WORK INSTRUCTIONS: Show every line containing "geen" by copying it.

[Data entries]
* BEGIN *

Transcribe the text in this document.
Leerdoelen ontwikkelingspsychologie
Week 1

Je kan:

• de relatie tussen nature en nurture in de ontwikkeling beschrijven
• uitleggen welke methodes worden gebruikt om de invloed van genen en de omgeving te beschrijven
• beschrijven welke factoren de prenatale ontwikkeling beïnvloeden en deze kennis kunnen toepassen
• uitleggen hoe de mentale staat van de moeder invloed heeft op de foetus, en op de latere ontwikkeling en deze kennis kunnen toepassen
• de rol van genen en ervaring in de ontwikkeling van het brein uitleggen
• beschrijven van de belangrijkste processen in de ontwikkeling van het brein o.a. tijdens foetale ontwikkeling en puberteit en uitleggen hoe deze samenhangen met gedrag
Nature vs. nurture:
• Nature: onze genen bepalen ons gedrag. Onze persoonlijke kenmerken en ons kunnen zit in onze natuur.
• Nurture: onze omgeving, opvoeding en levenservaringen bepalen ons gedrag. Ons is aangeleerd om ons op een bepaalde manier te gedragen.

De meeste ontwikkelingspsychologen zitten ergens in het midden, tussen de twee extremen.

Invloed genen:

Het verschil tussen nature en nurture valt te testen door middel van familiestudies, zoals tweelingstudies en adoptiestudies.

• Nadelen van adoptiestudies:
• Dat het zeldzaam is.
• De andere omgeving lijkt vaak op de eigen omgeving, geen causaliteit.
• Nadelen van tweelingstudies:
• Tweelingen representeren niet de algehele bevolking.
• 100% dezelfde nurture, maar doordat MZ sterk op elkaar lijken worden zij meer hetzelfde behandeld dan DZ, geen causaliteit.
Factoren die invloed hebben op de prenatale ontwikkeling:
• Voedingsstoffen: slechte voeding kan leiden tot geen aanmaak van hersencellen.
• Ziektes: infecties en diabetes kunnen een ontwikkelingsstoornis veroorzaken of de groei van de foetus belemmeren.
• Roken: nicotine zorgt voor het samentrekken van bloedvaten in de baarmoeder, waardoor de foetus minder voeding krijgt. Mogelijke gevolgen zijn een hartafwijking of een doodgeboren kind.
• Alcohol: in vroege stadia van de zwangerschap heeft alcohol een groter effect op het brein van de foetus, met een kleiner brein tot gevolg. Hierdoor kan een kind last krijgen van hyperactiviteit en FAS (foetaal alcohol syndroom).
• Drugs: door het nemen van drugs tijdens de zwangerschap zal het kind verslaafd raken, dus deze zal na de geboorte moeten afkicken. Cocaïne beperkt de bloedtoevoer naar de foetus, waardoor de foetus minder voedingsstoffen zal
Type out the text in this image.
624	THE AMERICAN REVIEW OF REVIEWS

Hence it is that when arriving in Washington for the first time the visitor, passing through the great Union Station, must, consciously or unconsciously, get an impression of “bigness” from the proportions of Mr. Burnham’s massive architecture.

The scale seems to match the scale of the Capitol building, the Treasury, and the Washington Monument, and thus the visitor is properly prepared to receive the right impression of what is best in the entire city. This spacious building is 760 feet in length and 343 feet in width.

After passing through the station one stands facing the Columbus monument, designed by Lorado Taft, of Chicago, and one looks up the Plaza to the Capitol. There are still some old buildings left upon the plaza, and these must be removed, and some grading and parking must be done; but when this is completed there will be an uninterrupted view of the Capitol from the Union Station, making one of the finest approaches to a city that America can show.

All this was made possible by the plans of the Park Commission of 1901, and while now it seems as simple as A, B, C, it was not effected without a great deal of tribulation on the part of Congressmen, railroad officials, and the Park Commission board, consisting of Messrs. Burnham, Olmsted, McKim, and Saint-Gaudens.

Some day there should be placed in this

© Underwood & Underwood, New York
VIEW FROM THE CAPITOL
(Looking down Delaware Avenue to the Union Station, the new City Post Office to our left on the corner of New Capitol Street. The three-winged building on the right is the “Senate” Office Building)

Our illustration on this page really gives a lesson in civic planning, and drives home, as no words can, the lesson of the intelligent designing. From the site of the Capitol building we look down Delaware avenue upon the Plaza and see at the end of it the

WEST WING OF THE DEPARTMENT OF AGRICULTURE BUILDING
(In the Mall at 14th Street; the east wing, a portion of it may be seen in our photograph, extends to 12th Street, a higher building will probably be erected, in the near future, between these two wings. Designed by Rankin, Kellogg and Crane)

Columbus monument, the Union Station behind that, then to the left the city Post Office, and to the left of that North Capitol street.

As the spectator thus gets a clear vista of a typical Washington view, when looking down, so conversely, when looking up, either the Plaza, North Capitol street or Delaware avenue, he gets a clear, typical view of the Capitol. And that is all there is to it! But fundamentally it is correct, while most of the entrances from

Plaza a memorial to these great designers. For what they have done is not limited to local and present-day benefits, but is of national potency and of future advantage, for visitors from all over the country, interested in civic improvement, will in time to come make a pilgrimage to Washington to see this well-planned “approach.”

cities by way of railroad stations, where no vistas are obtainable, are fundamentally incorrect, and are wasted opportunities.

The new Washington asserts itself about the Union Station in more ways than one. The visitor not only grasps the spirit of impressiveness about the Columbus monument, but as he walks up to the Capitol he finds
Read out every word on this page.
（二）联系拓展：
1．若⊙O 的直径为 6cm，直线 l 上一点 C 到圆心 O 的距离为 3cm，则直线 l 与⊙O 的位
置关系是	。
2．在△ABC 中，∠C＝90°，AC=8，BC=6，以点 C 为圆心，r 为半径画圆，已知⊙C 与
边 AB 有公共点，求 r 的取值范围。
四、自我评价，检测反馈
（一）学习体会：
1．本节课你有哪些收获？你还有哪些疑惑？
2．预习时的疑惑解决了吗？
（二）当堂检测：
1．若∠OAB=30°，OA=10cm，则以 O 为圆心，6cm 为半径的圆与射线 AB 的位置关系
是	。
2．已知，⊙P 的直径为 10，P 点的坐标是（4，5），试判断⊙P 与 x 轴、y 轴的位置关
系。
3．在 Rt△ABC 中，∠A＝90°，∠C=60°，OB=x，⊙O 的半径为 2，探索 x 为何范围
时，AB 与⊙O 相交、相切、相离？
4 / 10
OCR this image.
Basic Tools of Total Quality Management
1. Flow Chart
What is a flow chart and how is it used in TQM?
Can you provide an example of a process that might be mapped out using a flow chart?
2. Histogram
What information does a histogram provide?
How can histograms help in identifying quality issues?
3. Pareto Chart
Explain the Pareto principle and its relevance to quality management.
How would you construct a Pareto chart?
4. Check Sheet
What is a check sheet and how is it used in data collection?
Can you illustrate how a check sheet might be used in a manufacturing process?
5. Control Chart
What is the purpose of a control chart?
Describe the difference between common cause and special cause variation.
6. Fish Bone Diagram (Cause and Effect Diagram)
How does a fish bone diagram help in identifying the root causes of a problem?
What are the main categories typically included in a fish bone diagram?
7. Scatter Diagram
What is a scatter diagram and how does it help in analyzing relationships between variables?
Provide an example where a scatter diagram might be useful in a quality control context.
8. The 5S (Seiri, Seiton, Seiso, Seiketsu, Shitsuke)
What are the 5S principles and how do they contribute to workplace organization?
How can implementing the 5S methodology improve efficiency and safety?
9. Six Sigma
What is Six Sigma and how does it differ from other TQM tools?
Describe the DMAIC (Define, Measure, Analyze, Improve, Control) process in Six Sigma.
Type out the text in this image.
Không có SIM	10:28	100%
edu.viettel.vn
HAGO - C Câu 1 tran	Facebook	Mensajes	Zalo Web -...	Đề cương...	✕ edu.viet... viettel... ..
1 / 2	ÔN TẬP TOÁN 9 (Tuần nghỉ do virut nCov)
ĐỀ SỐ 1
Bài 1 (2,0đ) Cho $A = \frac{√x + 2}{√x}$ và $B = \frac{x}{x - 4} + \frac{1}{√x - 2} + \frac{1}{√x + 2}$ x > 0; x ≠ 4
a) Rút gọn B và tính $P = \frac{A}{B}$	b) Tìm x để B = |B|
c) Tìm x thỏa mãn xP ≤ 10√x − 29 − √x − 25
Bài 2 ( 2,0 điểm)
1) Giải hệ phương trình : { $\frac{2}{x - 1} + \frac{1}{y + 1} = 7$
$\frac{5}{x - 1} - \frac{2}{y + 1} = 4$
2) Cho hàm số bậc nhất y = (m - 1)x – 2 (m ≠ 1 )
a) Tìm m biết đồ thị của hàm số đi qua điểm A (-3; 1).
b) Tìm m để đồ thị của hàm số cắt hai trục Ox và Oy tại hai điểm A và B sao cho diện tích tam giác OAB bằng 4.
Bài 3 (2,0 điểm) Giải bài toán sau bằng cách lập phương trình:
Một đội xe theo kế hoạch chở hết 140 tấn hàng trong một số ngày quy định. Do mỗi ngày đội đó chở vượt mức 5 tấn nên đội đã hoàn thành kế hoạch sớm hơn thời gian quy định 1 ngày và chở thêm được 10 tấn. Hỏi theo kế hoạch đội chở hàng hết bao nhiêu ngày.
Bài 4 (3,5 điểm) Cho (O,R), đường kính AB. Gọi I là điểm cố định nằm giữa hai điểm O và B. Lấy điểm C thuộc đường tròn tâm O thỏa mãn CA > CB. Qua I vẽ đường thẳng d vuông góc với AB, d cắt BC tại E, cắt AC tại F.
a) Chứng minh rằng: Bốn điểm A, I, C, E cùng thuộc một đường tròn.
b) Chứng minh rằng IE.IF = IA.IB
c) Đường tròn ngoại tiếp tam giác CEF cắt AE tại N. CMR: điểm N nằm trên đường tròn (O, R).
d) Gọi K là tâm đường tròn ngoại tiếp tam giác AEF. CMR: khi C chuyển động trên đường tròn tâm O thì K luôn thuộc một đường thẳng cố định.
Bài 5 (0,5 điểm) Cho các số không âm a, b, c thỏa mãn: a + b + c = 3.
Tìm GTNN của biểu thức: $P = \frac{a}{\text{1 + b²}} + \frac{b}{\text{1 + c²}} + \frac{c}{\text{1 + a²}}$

* END *

THE ANSWER:
• De andere omgeving lijkt vaak op de eigen omgeving, geen causaliteit.
• 100% dezelfde nurture, maar doordat MZ sterk op elkaar lijken worden zij meer hetzelfde behandeld dan DZ, geen causaliteit.
• Voedingsstoffen: slechte voeding kan leiden tot geen aanmaak van hersencellen.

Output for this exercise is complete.